▼

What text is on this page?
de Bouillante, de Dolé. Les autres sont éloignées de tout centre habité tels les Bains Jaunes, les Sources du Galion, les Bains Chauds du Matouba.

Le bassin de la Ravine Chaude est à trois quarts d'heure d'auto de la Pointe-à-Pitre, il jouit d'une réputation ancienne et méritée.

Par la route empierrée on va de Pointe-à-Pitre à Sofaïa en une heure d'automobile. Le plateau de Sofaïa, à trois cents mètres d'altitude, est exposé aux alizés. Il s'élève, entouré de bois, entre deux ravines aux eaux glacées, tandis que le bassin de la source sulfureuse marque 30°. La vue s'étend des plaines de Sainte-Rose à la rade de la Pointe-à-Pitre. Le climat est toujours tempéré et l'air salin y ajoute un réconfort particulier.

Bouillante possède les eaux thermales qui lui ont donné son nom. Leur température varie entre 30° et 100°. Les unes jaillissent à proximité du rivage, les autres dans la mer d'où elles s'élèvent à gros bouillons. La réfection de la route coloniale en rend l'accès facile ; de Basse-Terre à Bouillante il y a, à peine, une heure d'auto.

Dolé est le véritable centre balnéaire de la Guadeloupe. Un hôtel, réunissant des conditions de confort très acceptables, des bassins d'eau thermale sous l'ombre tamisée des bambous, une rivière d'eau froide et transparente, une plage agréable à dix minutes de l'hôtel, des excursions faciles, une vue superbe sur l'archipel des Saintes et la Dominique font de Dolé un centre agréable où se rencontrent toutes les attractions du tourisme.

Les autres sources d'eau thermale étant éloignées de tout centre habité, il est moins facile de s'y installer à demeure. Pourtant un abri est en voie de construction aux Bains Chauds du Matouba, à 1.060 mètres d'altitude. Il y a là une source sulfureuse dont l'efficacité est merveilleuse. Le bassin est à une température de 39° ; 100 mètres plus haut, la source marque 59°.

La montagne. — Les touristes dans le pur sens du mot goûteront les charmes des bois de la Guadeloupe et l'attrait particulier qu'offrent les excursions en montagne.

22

▲

Search the entries for "habité" and copy out each line that has it.

de Bouillante, de Dolé. Les autres sont éloignées de tout centre habité tels les Bains Jaunes, les Sources du Galion, les Bains Chauds du Matouba.
Les autres sources d'eau thermale étant éloignées de tout centre habité, il est moins facile de s'y installer à demeure. Pourtant un abri est en voie de construction aux Bains Chauds du Matouba, à 1.060 mètres d'altitude. Il y a là une source sulfureuse dont l'efficacité est merveilleuse. Le bassin est à une température de 39° ; 100 mètres plus haut, la source marque 59°.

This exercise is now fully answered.